## What you are asked to do
Duplicate all the lines below word for word, omitting the pictures.

——

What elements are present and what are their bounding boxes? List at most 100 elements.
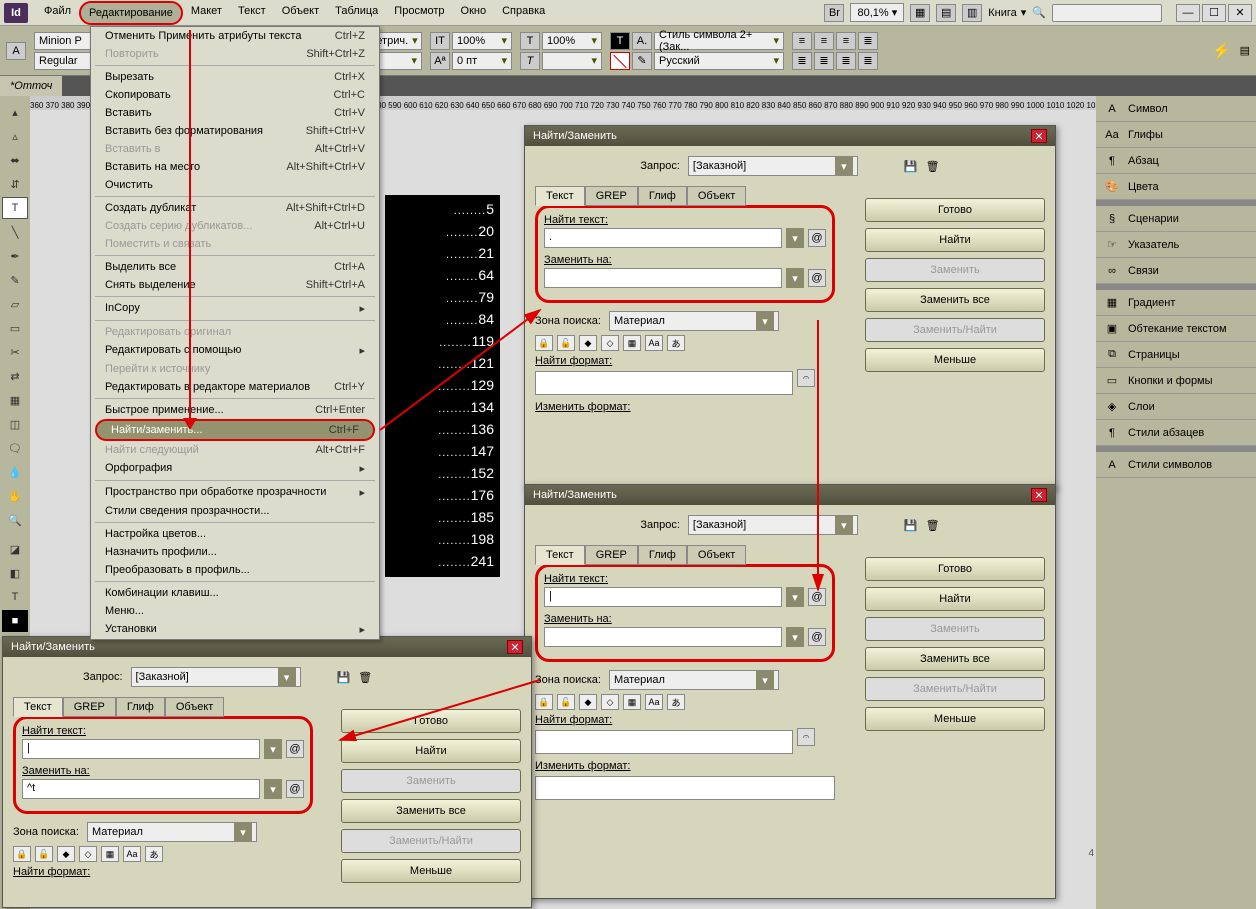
menu-item[interactable]: Настройка цветов... <box>91 525 379 543</box>
stroke-icon[interactable] <box>610 52 630 70</box>
pencil-tool[interactable]: ✎ <box>2 269 28 291</box>
menu-Файл[interactable]: Файл <box>36 1 79 25</box>
menu-item[interactable]: Установки▸ <box>91 620 379 639</box>
note-tool[interactable]: 🗨 <box>2 437 28 459</box>
tab-Глиф[interactable]: Глиф <box>638 545 687 565</box>
apply-color-tool[interactable]: ◧ <box>2 562 28 584</box>
transform-tool[interactable]: ⇄ <box>2 365 28 387</box>
query-combo[interactable]: [Заказной]▾ <box>131 667 301 687</box>
justify-all-icon[interactable]: ≣ <box>858 52 878 70</box>
type-tool[interactable]: T <box>2 197 28 219</box>
menu-item[interactable]: СкопироватьCtrl+C <box>91 86 379 104</box>
replace-all-button[interactable]: Заменить все <box>865 647 1045 671</box>
special-char-button[interactable]: @ <box>808 269 826 287</box>
eyedropper-tool[interactable]: 💧 <box>2 461 28 483</box>
tab-Объект[interactable]: Объект <box>165 697 224 717</box>
special-char-button[interactable]: @ <box>286 740 304 758</box>
change-format-box[interactable] <box>535 776 835 800</box>
save-query-icon[interactable]: 💾 <box>337 671 351 684</box>
chevron-down-icon[interactable]: ▾ <box>786 627 804 647</box>
find-text-input[interactable]: . <box>544 228 782 248</box>
justify-icon[interactable]: ≣ <box>858 32 878 50</box>
query-combo[interactable]: [Заказной]▾ <box>688 515 858 535</box>
menu-Просмотр[interactable]: Просмотр <box>386 1 452 25</box>
replace-find-button[interactable]: Заменить/Найти <box>865 318 1045 342</box>
menu-item[interactable]: Отменить Применить атрибуты текстаCtrl+Z <box>91 27 379 45</box>
find-text-input[interactable]: | <box>22 739 260 759</box>
close-icon[interactable]: ✕ <box>507 640 523 654</box>
tab-Объект[interactable]: Объект <box>687 545 746 565</box>
zoom-level[interactable]: 80,1% ▾ <box>850 3 904 22</box>
tab-GREP[interactable]: GREP <box>63 697 116 717</box>
zone-combo[interactable]: Материал▾ <box>609 311 779 331</box>
rect-tool[interactable]: ▭ <box>2 317 28 339</box>
chevron-down-icon[interactable]: ▾ <box>264 779 282 799</box>
tab-GREP[interactable]: GREP <box>585 545 638 565</box>
language-dropdown[interactable]: Русский▾ <box>654 52 784 70</box>
replace-button[interactable]: Заменить <box>865 617 1045 641</box>
find-button[interactable]: Найти <box>341 739 521 763</box>
format-container-tool[interactable]: T <box>2 586 28 608</box>
menu-item[interactable]: Преобразовать в профиль... <box>91 561 379 579</box>
pen-tool[interactable]: ✒ <box>2 245 28 267</box>
direct-selection-tool[interactable]: ▵ <box>2 125 28 147</box>
less-button[interactable]: Меньше <box>865 348 1045 372</box>
done-button[interactable]: Готово <box>341 709 521 733</box>
query-combo[interactable]: [Заказной]▾ <box>688 156 858 176</box>
panel-Символ[interactable]: AСимвол <box>1096 96 1256 122</box>
replace-button[interactable]: Заменить <box>341 769 521 793</box>
gap-tool[interactable]: ⇵ <box>2 173 28 195</box>
menu-item[interactable]: InCopy▸ <box>91 299 379 318</box>
special-char-button[interactable]: @ <box>808 628 826 646</box>
find-format-box[interactable] <box>535 371 793 395</box>
panel-Сценарии[interactable]: §Сценарии <box>1096 206 1256 232</box>
menu-Текст[interactable]: Текст <box>230 1 274 25</box>
zone-combo[interactable]: Материал▾ <box>87 822 257 842</box>
special-char-button[interactable]: @ <box>808 229 826 247</box>
line-tool[interactable]: ╲ <box>2 221 28 243</box>
menu-item[interactable]: Снять выделениеShift+Ctrl+A <box>91 276 379 294</box>
menu-item[interactable]: Выделить всеCtrl+A <box>91 258 379 276</box>
page-tool[interactable]: ⬌ <box>2 149 28 171</box>
panel-Стили абзацев[interactable]: ¶Стили абзацев <box>1096 420 1256 446</box>
menu-Объект[interactable]: Объект <box>274 1 327 25</box>
delete-query-icon[interactable]: 🗑 <box>358 671 372 684</box>
fill-icon[interactable]: T <box>610 32 630 50</box>
fill-stroke-tool[interactable]: ◪ <box>2 538 28 560</box>
tab-Текст[interactable]: Текст <box>13 697 63 717</box>
menu-item[interactable]: Пространство при обработке прозрачности▸ <box>91 483 379 502</box>
special-char-button[interactable]: @ <box>286 780 304 798</box>
panel-Кнопки и формы[interactable]: ▭Кнопки и формы <box>1096 368 1256 394</box>
chevron-down-icon[interactable]: ▾ <box>264 739 282 759</box>
replace-all-button[interactable]: Заменить все <box>865 288 1045 312</box>
search-input[interactable] <box>1052 4 1162 22</box>
close-button[interactable]: ✕ <box>1228 4 1252 22</box>
menu-Таблица[interactable]: Таблица <box>327 1 386 25</box>
menu-item[interactable]: Меню... <box>91 602 379 620</box>
save-query-icon[interactable]: 💾 <box>904 519 918 532</box>
align-center-icon[interactable]: ≡ <box>814 32 834 50</box>
delete-query-icon[interactable]: 🗑 <box>926 160 940 173</box>
menu-item[interactable]: Комбинации клавиш... <box>91 584 379 602</box>
find-text-input[interactable]: | <box>544 587 782 607</box>
menu-item[interactable]: ВырезатьCtrl+X <box>91 68 379 86</box>
replace-find-button[interactable]: Заменить/Найти <box>865 677 1045 701</box>
doc-tab[interactable]: *Отточ <box>0 76 62 96</box>
menu-Макет[interactable]: Макет <box>183 1 230 25</box>
rect-frame-tool[interactable]: ▱ <box>2 293 28 315</box>
menu-item[interactable]: Вставить без форматированияShift+Ctrl+V <box>91 122 379 140</box>
chevron-down-icon[interactable]: ▾ <box>786 228 804 248</box>
replace-text-input[interactable] <box>544 627 782 647</box>
bridge-icon[interactable]: Br <box>824 4 844 22</box>
justify-center-icon[interactable]: ≣ <box>814 52 834 70</box>
panel-Градиент[interactable]: ▦Градиент <box>1096 290 1256 316</box>
menu-item[interactable]: Редактировать в редакторе материаловCtrl… <box>91 378 379 396</box>
panel-Цвета[interactable]: 🎨Цвета <box>1096 174 1256 200</box>
save-query-icon[interactable]: 💾 <box>904 160 918 173</box>
menu-item[interactable]: Назначить профили... <box>91 543 379 561</box>
tab-Глиф[interactable]: Глиф <box>638 186 687 206</box>
hscale-dropdown[interactable]: 100%▾ <box>452 32 512 50</box>
menu-item[interactable]: Стили сведения прозрачности... <box>91 502 379 520</box>
selection-tool[interactable]: ▴ <box>2 101 28 123</box>
panel-Страницы[interactable]: ⧉Страницы <box>1096 342 1256 368</box>
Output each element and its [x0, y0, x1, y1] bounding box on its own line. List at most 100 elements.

——

## Solution to this task
What elements are present and what are their bounding boxes? List at most 100 elements.
menu-item[interactable]: Настройка цветов... <box>91 525 379 543</box>
stroke-icon[interactable] <box>610 52 630 70</box>
pencil-tool[interactable]: ✎ <box>2 269 28 291</box>
menu-Файл[interactable]: Файл <box>36 1 79 25</box>
menu-item[interactable]: Установки▸ <box>91 620 379 639</box>
note-tool[interactable]: 🗨 <box>2 437 28 459</box>
tab-Глиф[interactable]: Глиф <box>638 545 687 565</box>
apply-color-tool[interactable]: ◧ <box>2 562 28 584</box>
transform-tool[interactable]: ⇄ <box>2 365 28 387</box>
query-combo[interactable]: [Заказной]▾ <box>131 667 301 687</box>
justify-all-icon[interactable]: ≣ <box>858 52 878 70</box>
type-tool[interactable]: T <box>2 197 28 219</box>
menu-item[interactable]: СкопироватьCtrl+C <box>91 86 379 104</box>
replace-all-button[interactable]: Заменить все <box>865 647 1045 671</box>
special-char-button[interactable]: @ <box>808 269 826 287</box>
eyedropper-tool[interactable]: 💧 <box>2 461 28 483</box>
tab-Объект[interactable]: Объект <box>165 697 224 717</box>
special-char-button[interactable]: @ <box>286 740 304 758</box>
change-format-box[interactable] <box>535 776 835 800</box>
save-query-icon[interactable]: 💾 <box>337 671 351 684</box>
chevron-down-icon[interactable]: ▾ <box>786 627 804 647</box>
find-text-input[interactable]: . <box>544 228 782 248</box>
justify-icon[interactable]: ≣ <box>858 32 878 50</box>
query-combo[interactable]: [Заказной]▾ <box>688 515 858 535</box>
menu-Просмотр[interactable]: Просмотр <box>386 1 452 25</box>
replace-find-button[interactable]: Заменить/Найти <box>865 318 1045 342</box>
menu-item[interactable]: Отменить Применить атрибуты текстаCtrl+Z <box>91 27 379 45</box>
find-text-input[interactable]: | <box>22 739 260 759</box>
close-icon[interactable]: ✕ <box>507 640 523 654</box>
tab-Объект[interactable]: Объект <box>687 545 746 565</box>
zoom-level[interactable]: 80,1% ▾ <box>850 3 904 22</box>
tab-GREP[interactable]: GREP <box>63 697 116 717</box>
zone-combo[interactable]: Материал▾ <box>609 311 779 331</box>
rect-tool[interactable]: ▭ <box>2 317 28 339</box>
chevron-down-icon[interactable]: ▾ <box>264 779 282 799</box>
tab-GREP[interactable]: GREP <box>585 545 638 565</box>
language-dropdown[interactable]: Русский▾ <box>654 52 784 70</box>
replace-button[interactable]: Заменить <box>865 617 1045 641</box>
find-button[interactable]: Найти <box>341 739 521 763</box>
format-container-tool[interactable]: T <box>2 586 28 608</box>
menu-item[interactable]: Преобразовать в профиль... <box>91 561 379 579</box>
pen-tool[interactable]: ✒ <box>2 245 28 267</box>
direct-selection-tool[interactable]: ▵ <box>2 125 28 147</box>
less-button[interactable]: Меньше <box>865 348 1045 372</box>
done-button[interactable]: Готово <box>341 709 521 733</box>
query-combo[interactable]: [Заказной]▾ <box>688 156 858 176</box>
panel-Символ[interactable]: AСимвол <box>1096 96 1256 122</box>
replace-button[interactable]: Заменить <box>341 769 521 793</box>
gap-tool[interactable]: ⇵ <box>2 173 28 195</box>
menu-item[interactable]: InCopy▸ <box>91 299 379 318</box>
special-char-button[interactable]: @ <box>808 628 826 646</box>
find-format-box[interactable] <box>535 371 793 395</box>
panel-Сценарии[interactable]: §Сценарии <box>1096 206 1256 232</box>
menu-Текст[interactable]: Текст <box>230 1 274 25</box>
zone-combo[interactable]: Материал▾ <box>87 822 257 842</box>
special-char-button[interactable]: @ <box>808 229 826 247</box>
line-tool[interactable]: ╲ <box>2 221 28 243</box>
menu-item[interactable]: Снять выделениеShift+Ctrl+A <box>91 276 379 294</box>
menu-item[interactable]: Выделить всеCtrl+A <box>91 258 379 276</box>
page-tool[interactable]: ⬌ <box>2 149 28 171</box>
panel-Стили абзацев[interactable]: ¶Стили абзацев <box>1096 420 1256 446</box>
menu-Объект[interactable]: Объект <box>274 1 327 25</box>
delete-query-icon[interactable]: 🗑 <box>358 671 372 684</box>
fill-icon[interactable]: T <box>610 32 630 50</box>
fill-stroke-tool[interactable]: ◪ <box>2 538 28 560</box>
tab-Текст[interactable]: Текст <box>13 697 63 717</box>
menu-item[interactable]: Пространство при обработке прозрачности▸ <box>91 483 379 502</box>
special-char-button[interactable]: @ <box>286 780 304 798</box>
panel-Кнопки и формы[interactable]: ▭Кнопки и формы <box>1096 368 1256 394</box>
chevron-down-icon[interactable]: ▾ <box>264 739 282 759</box>
replace-all-button[interactable]: Заменить все <box>865 288 1045 312</box>
search-input[interactable] <box>1052 4 1162 22</box>
close-button[interactable]: ✕ <box>1228 4 1252 22</box>
menu-Таблица[interactable]: Таблица <box>327 1 386 25</box>
menu-item[interactable]: Меню... <box>91 602 379 620</box>
save-query-icon[interactable]: 💾 <box>904 519 918 532</box>
align-center-icon[interactable]: ≡ <box>814 32 834 50</box>
delete-query-icon[interactable]: 🗑 <box>926 160 940 173</box>
menu-item[interactable]: Комбинации клавиш... <box>91 584 379 602</box>
find-text-input[interactable]: | <box>544 587 782 607</box>
menu-item[interactable]: ВырезатьCtrl+X <box>91 68 379 86</box>
replace-find-button[interactable]: Заменить/Найти <box>865 677 1045 701</box>
doc-tab[interactable]: *Отточ <box>0 76 62 96</box>
menu-Макет[interactable]: Макет <box>183 1 230 25</box>
rect-frame-tool[interactable]: ▱ <box>2 293 28 315</box>
menu-item[interactable]: Вставить без форматированияShift+Ctrl+V <box>91 122 379 140</box>
chevron-down-icon[interactable]: ▾ <box>786 228 804 248</box>
replace-text-input[interactable] <box>544 627 782 647</box>
bridge-icon[interactable]: Br <box>824 4 844 22</box>
justify-center-icon[interactable]: ≣ <box>814 52 834 70</box>
panel-Градиент[interactable]: ▦Градиент <box>1096 290 1256 316</box>
menu-item[interactable]: Редактировать в редакторе материаловCtrl… <box>91 378 379 396</box>
panel-Цвета[interactable]: 🎨Цвета <box>1096 174 1256 200</box>
save-query-icon[interactable]: 💾 <box>904 160 918 173</box>
menu-item[interactable]: Назначить профили... <box>91 543 379 561</box>
tab-Глиф[interactable]: Глиф <box>638 186 687 206</box>
hscale-dropdown[interactable]: 100%▾ <box>452 32 512 50</box>
menu-item[interactable]: Стили сведения прозрачности... <box>91 502 379 520</box>
selection-tool[interactable]: ▴ <box>2 101 28 123</box>
panel-Страницы[interactable]: ⧉Страницы <box>1096 342 1256 368</box>
Output each element and its [x0, y0, x1, y1] bounding box on its own line. List at most 100 elements.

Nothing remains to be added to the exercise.